(What you should do): Scan the lines below; pull out those with "PRESSURE".

(Input for this task):
● ● ● ● ● ● ●

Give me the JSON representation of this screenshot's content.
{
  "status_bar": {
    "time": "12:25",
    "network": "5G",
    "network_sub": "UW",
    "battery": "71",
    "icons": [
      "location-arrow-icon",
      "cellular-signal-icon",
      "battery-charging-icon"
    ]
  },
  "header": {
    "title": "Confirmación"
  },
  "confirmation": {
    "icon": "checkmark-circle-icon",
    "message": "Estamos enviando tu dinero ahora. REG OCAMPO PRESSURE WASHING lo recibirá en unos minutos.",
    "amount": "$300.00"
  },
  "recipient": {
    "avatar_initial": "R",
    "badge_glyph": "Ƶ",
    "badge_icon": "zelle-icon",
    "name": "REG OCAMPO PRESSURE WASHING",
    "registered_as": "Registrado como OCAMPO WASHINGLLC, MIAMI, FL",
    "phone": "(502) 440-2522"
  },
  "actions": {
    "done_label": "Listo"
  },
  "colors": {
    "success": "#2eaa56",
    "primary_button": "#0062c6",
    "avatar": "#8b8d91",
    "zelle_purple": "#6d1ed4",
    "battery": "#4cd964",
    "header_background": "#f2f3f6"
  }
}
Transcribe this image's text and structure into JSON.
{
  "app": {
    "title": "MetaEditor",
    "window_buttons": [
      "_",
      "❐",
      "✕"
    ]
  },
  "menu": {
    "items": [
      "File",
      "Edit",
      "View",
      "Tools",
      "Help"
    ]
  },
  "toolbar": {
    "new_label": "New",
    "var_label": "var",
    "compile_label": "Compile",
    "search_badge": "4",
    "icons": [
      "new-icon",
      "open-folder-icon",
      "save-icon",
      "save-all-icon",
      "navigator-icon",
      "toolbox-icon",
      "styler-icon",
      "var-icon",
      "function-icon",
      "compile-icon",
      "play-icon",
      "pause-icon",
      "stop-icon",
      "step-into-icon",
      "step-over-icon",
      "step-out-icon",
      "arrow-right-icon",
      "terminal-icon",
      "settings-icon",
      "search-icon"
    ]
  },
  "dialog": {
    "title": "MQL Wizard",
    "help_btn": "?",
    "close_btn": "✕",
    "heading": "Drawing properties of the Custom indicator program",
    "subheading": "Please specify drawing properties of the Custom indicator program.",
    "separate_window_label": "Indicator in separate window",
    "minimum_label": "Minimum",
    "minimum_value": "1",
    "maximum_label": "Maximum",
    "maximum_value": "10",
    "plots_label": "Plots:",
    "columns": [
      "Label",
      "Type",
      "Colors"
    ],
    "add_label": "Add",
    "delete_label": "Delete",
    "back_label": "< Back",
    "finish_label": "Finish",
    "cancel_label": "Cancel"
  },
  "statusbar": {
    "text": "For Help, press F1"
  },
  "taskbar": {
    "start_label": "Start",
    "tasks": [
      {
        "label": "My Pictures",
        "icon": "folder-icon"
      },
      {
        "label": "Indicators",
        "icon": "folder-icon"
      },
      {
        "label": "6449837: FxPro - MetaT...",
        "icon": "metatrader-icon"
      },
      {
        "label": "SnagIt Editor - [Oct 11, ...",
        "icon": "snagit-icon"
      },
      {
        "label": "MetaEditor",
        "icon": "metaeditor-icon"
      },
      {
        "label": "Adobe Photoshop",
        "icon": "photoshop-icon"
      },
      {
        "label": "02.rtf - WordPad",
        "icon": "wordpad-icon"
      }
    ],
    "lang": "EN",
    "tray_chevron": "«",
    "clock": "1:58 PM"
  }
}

● ● ● ● ● ● ●

(Answer below):
    "message": "Estamos enviando tu dinero ahora. REG OCAMPO PRESSURE WASHING lo recibirá en unos minutos.",
    "name": "REG OCAMPO PRESSURE WASHING",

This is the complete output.